● **What is being asked**: Every record below should be printed exactly as given.

[Figure record listings]
BEGIN

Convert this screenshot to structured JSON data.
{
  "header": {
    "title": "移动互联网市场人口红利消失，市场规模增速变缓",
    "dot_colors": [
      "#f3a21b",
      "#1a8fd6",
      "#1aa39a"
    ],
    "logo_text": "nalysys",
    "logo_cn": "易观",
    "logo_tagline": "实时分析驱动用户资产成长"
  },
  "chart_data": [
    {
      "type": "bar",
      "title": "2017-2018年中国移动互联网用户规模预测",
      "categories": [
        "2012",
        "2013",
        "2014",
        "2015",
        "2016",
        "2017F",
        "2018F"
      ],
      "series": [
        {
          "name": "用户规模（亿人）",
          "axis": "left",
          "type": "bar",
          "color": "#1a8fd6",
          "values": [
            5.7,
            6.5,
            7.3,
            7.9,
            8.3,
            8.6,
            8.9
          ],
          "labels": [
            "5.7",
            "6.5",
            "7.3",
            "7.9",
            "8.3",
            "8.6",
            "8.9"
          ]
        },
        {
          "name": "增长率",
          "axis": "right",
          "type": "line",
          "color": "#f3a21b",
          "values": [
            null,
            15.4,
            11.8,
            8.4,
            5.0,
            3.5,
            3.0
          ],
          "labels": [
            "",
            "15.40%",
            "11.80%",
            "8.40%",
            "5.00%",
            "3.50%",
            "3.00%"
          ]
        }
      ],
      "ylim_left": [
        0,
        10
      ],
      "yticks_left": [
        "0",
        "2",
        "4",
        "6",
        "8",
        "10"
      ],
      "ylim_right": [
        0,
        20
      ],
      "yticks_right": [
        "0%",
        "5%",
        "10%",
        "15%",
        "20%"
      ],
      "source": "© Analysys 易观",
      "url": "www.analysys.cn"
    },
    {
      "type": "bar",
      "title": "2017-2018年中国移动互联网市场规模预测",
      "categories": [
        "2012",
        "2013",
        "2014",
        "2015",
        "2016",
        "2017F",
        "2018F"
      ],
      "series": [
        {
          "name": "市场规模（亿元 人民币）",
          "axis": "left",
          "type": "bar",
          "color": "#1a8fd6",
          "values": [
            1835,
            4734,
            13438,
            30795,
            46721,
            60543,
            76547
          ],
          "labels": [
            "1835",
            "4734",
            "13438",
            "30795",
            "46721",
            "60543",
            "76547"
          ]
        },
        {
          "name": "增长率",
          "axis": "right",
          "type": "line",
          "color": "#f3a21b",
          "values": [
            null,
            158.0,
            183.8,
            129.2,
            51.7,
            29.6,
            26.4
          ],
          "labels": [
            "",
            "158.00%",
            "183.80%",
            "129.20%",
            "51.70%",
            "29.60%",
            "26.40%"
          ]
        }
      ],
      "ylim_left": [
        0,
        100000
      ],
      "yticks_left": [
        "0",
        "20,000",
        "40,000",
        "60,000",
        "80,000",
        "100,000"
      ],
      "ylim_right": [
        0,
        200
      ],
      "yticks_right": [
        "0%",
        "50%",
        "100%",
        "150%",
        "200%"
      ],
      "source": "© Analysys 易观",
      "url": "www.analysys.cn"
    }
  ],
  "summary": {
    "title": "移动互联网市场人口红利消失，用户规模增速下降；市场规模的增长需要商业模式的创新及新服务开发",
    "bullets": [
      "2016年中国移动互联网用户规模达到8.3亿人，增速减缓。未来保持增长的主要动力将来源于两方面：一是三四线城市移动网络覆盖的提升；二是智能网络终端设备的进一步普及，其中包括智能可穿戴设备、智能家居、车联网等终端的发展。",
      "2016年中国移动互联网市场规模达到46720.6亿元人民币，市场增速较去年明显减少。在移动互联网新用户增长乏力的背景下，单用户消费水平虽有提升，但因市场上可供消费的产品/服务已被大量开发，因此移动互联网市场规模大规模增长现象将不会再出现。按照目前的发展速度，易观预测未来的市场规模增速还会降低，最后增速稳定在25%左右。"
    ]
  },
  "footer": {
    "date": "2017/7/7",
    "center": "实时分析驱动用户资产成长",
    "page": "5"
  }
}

END

● **Completed task**:
Convert this screenshot to structured JSON data.
{
  "header": {
    "title": "移动互联网市场人口红利消失，市场规模增速变缓",
    "dot_colors": [
      "#f3a21b",
      "#1a8fd6",
      "#1aa39a"
    ],
    "logo_text": "nalysys",
    "logo_cn": "易观",
    "logo_tagline": "实时分析驱动用户资产成长"
  },
  "chart_data": [
    {
      "type": "bar",
      "title": "2017-2018年中国移动互联网用户规模预测",
      "categories": [
        "2012",
        "2013",
        "2014",
        "2015",
        "2016",
        "2017F",
        "2018F"
      ],
      "series": [
        {
          "name": "用户规模（亿人）",
          "axis": "left",
          "type": "bar",
          "color": "#1a8fd6",
          "values": [
            5.7,
            6.5,
            7.3,
            7.9,
            8.3,
            8.6,
            8.9
          ],
          "labels": [
            "5.7",
            "6.5",
            "7.3",
            "7.9",
            "8.3",
            "8.6",
            "8.9"
          ]
        },
        {
          "name": "增长率",
          "axis": "right",
          "type": "line",
          "color": "#f3a21b",
          "values": [
            null,
            15.4,
            11.8,
            8.4,
            5.0,
            3.5,
            3.0
          ],
          "labels": [
            "",
            "15.40%",
            "11.80%",
            "8.40%",
            "5.00%",
            "3.50%",
            "3.00%"
          ]
        }
      ],
      "ylim_left": [
        0,
        10
      ],
      "yticks_left": [
        "0",
        "2",
        "4",
        "6",
        "8",
        "10"
      ],
      "ylim_right": [
        0,
        20
      ],
      "yticks_right": [
        "0%",
        "5%",
        "10%",
        "15%",
        "20%"
      ],
      "source": "© Analysys 易观",
      "url": "www.analysys.cn"
    },
    {
      "type": "bar",
      "title": "2017-2018年中国移动互联网市场规模预测",
      "categories": [
        "2012",
        "2013",
        "2014",
        "2015",
        "2016",
        "2017F",
        "2018F"
      ],
      "series": [
        {
          "name": "市场规模（亿元 人民币）",
          "axis": "left",
          "type": "bar",
          "color": "#1a8fd6",
          "values": [
            1835,
            4734,
            13438,
            30795,
            46721,
            60543,
            76547
          ],
          "labels": [
            "1835",
            "4734",
            "13438",
            "30795",
            "46721",
            "60543",
            "76547"
          ]
        },
        {
          "name": "增长率",
          "axis": "right",
          "type": "line",
          "color": "#f3a21b",
          "values": [
            null,
            158.0,
            183.8,
            129.2,
            51.7,
            29.6,
            26.4
          ],
          "labels": [
            "",
            "158.00%",
            "183.80%",
            "129.20%",
            "51.70%",
            "29.60%",
            "26.40%"
          ]
        }
      ],
      "ylim_left": [
        0,
        100000
      ],
      "yticks_left": [
        "0",
        "20,000",
        "40,000",
        "60,000",
        "80,000",
        "100,000"
      ],
      "ylim_right": [
        0,
        200
      ],
      "yticks_right": [
        "0%",
        "50%",
        "100%",
        "150%",
        "200%"
      ],
      "source": "© Analysys 易观",
      "url": "www.analysys.cn"
    }
  ],
  "summary": {
    "title": "移动互联网市场人口红利消失，用户规模增速下降；市场规模的增长需要商业模式的创新及新服务开发",
    "bullets": [
      "2016年中国移动互联网用户规模达到8.3亿人，增速减缓。未来保持增长的主要动力将来源于两方面：一是三四线城市移动网络覆盖的提升；二是智能网络终端设备的进一步普及，其中包括智能可穿戴设备、智能家居、车联网等终端的发展。",
      "2016年中国移动互联网市场规模达到46720.6亿元人民币，市场增速较去年明显减少。在移动互联网新用户增长乏力的背景下，单用户消费水平虽有提升，但因市场上可供消费的产品/服务已被大量开发，因此移动互联网市场规模大规模增长现象将不会再出现。按照目前的发展速度，易观预测未来的市场规模增速还会降低，最后增速稳定在25%左右。"
    ]
  },
  "footer": {
    "date": "2017/7/7",
    "center": "实时分析驱动用户资产成长",
    "page": "5"
  }
}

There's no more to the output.